Supplied passage
⁂
On my shelf sit several baritone attempts to emulate the great Dietrich Fischer-Dieskau, including from Thomas Quasthoff and Christopher Maltman; British tenors Ian Bostridge, Mark Padmore, and James Gilchrist (whose excellent ‘Winterreise’ is released this week by Orchid Classics) present these masterpieces in a higher voice-range. All have singular merits, and no two are alike.
Last week the hottest classical ticket in London was Christian Gerhaher’s three-concert Wigmore performance of the triptych, of which I caught the first and third parts. After this German baritone’s peerless performance in the Covent Garden ‘Tannhauser’, expectations were so high that the understated way he launched into ‘Die Schoene Mullerin’ came as a shock. With his right hand on the piano and his left at his side, his stage presence became a still centre, and his singing reflected this.
⁂
Written task A
In the song recital review, which label is releasing James Gilchrist's 'Winterreise' this week?
Written task B
Write the next few sentences of the song recital review, picking up right after its last sentence.

(Source rows)
⁂
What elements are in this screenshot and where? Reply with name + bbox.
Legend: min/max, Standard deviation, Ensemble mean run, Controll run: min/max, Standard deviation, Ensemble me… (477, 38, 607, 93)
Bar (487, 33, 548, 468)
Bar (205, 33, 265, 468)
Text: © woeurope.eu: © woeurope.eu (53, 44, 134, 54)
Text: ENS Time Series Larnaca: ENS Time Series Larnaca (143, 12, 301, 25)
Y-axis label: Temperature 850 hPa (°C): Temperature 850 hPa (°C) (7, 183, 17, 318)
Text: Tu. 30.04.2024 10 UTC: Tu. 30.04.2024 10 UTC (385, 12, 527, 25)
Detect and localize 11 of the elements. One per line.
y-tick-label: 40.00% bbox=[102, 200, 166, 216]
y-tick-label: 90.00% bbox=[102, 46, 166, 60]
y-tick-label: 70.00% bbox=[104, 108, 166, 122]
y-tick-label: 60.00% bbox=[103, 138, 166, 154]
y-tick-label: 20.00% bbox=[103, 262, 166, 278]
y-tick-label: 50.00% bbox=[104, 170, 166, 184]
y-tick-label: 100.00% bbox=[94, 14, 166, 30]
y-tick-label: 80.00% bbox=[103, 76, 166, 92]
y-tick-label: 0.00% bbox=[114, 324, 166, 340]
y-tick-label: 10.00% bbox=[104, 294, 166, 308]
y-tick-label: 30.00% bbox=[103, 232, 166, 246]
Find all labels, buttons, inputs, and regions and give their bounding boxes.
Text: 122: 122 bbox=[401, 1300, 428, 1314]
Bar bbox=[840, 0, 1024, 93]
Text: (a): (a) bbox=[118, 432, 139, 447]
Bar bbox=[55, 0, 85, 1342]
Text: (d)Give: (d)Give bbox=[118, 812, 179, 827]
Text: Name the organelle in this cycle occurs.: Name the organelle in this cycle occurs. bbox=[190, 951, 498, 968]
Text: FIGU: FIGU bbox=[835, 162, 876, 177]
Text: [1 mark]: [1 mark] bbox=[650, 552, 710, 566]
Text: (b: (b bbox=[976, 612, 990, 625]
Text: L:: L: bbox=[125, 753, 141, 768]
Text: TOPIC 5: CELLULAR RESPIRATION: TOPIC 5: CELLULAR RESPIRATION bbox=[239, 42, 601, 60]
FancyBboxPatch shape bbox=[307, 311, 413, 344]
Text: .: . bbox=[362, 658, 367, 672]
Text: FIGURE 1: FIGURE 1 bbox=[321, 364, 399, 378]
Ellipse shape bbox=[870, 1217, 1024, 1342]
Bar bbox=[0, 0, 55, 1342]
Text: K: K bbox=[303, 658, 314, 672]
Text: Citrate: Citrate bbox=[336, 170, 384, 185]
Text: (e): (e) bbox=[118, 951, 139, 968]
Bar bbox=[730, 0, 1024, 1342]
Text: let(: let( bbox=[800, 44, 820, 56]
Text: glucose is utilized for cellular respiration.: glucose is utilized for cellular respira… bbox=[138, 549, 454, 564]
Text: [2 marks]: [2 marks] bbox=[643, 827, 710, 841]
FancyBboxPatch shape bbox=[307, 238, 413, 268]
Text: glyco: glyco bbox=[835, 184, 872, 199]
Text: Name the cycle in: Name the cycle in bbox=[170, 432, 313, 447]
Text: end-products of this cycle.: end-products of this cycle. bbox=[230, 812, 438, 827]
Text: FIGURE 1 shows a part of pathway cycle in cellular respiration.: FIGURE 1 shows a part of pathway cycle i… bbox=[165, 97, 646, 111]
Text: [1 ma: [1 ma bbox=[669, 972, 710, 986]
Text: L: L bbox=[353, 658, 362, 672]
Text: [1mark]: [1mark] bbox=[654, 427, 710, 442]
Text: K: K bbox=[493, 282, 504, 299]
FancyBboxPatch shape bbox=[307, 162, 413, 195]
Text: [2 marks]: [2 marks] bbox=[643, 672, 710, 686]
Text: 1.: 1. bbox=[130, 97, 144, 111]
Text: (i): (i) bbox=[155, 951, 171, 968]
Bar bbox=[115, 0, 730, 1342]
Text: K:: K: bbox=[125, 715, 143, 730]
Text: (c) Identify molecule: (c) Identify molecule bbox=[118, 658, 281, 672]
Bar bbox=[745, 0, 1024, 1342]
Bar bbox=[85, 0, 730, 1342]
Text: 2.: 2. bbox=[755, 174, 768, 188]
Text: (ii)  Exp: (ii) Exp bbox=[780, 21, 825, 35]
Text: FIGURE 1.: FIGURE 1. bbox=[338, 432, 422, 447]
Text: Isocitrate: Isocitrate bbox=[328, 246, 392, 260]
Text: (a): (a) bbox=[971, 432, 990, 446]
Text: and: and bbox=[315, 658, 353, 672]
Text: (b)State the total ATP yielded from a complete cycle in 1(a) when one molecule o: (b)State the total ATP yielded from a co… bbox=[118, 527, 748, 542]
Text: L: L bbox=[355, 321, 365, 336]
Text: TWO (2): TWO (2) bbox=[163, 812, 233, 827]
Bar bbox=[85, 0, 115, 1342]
⁂
Result A
Orchid Classics

Result B
In his new collection of essays ‘A Singer’s Notebook’, Ian Bostridge writes that this work probes psychoanalytic truths, speaking of sex and death in a way few other works have managed. Gerhaher turned it into an un-mysteriously simple tragedy, whose caus lay in its young protagonist’s despairing awareness of his own impotence. Gerhaher allowed the words to take him where they would, following every nuance, every subtle mood-change, from hopeful bravado to the most tremulous sadness, as he personified the mill-stream with its regretful elegy on his own death. What wrung the heart in this performance was less the expressive beauty of his sound - or the artistry he deployed with ‘I’ll clothe myself in green’ and ‘I’ve hung my lute on the wall’ - than the sheer emotional nakedness he projected. It was a clever stroke to include dramatic recitations of related poems which Schubert never got round to setting to music.
‘Schwanengesang’ was written in the last year of Schubert’s life. Gerhaher and his pianist Gerold Huber expanded it with additional songs, thus reinforcing the sense it gives of life seen in sad retrospect from the Other Side. When this singer realised that the ghost filling him with terror was himself, we froze too.